------ RECORDS SHOWN
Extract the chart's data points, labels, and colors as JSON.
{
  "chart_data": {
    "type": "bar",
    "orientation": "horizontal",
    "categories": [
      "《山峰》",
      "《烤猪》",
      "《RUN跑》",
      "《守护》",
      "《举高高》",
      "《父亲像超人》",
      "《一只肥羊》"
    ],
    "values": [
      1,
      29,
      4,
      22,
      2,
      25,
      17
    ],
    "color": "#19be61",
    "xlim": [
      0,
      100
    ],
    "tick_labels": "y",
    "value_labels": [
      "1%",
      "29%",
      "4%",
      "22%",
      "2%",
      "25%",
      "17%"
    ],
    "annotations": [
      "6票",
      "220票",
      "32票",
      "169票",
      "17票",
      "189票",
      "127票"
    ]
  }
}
------------
→ EXERCISE INSTRUCTIONS
Retype the material above, line by line, exactly.

→ RESPONSE TO THIS TASK
Extract the chart's data points, labels, and colors as JSON.
{
  "chart_data": {
    "type": "bar",
    "orientation": "horizontal",
    "categories": [
      "《山峰》",
      "《烤猪》",
      "《RUN跑》",
      "《守护》",
      "《举高高》",
      "《父亲像超人》",
      "《一只肥羊》"
    ],
    "values": [
      1,
      29,
      4,
      22,
      2,
      25,
      17
    ],
    "color": "#19be61",
    "xlim": [
      0,
      100
    ],
    "tick_labels": "y",
    "value_labels": [
      "1%",
      "29%",
      "4%",
      "22%",
      "2%",
      "25%",
      "17%"
    ],
    "annotations": [
      "6票",
      "220票",
      "32票",
      "169票",
      "17票",
      "189票",
      "127票"
    ]
  }
}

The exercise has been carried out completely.